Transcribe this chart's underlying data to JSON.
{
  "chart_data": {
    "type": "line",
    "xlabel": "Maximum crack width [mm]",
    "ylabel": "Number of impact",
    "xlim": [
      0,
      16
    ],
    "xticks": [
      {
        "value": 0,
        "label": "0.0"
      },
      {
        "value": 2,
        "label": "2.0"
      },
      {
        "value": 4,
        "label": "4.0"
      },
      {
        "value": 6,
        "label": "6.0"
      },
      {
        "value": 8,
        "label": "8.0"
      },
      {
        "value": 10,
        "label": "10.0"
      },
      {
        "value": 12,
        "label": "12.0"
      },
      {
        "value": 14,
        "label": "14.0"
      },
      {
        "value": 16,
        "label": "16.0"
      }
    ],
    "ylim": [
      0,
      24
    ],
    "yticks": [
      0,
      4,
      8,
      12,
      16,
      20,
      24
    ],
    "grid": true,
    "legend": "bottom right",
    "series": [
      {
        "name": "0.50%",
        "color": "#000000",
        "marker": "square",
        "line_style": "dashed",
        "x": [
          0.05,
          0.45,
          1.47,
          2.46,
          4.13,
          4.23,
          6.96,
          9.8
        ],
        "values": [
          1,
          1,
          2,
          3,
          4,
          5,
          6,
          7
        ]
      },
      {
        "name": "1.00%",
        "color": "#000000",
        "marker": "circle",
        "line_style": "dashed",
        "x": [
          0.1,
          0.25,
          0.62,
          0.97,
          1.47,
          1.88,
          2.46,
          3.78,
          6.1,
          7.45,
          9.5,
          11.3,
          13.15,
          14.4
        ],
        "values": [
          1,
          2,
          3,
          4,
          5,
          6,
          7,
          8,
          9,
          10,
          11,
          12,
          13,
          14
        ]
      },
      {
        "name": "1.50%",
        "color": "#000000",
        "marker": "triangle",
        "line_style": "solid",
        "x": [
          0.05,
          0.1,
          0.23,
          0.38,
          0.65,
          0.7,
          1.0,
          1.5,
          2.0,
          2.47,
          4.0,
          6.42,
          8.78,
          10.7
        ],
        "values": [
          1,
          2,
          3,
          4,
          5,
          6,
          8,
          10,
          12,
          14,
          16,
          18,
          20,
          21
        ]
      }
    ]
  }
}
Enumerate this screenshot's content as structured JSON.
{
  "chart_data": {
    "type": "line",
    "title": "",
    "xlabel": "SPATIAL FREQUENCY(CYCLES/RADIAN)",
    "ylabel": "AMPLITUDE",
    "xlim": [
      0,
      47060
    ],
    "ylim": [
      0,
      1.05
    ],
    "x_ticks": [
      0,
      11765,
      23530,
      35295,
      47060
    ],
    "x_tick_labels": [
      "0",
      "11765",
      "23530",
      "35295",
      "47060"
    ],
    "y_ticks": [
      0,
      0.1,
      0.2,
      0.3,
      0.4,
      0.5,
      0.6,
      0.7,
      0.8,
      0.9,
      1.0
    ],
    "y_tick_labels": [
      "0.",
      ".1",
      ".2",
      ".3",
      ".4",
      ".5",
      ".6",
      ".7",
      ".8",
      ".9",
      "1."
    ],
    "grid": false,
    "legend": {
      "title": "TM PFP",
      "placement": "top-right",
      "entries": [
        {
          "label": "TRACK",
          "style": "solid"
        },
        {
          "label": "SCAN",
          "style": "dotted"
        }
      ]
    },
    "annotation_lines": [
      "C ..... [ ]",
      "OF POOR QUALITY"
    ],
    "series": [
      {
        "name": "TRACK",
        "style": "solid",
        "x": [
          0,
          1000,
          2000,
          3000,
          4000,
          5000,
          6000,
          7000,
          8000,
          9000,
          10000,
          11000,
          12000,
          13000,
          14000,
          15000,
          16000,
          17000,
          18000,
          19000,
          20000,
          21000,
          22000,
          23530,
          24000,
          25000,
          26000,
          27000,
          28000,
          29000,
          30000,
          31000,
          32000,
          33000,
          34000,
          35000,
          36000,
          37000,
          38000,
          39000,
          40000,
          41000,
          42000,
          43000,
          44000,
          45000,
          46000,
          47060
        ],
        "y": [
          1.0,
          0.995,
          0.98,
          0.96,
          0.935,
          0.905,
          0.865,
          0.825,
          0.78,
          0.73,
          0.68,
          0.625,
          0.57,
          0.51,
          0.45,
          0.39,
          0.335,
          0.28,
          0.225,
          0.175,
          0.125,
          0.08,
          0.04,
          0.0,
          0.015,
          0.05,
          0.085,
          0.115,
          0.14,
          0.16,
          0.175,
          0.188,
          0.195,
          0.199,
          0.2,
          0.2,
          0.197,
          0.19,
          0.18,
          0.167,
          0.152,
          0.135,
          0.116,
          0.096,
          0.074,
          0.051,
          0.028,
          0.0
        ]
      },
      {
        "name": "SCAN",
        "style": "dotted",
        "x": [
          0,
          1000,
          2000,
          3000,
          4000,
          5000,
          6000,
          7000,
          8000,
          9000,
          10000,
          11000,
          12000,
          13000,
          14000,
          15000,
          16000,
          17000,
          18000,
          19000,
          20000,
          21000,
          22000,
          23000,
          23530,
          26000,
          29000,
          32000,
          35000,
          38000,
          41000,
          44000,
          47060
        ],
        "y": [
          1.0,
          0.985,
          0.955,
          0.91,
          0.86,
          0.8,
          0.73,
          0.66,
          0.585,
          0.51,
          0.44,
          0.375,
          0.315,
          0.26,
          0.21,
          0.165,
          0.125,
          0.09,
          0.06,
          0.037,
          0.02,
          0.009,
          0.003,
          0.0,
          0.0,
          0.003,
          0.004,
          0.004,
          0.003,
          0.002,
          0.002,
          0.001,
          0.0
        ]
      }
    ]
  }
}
+++++
Copy out every line from the material above in which the word "ylabel" appears.

    "ylabel": "Number of impact",
    "ylabel": "AMPLITUDE",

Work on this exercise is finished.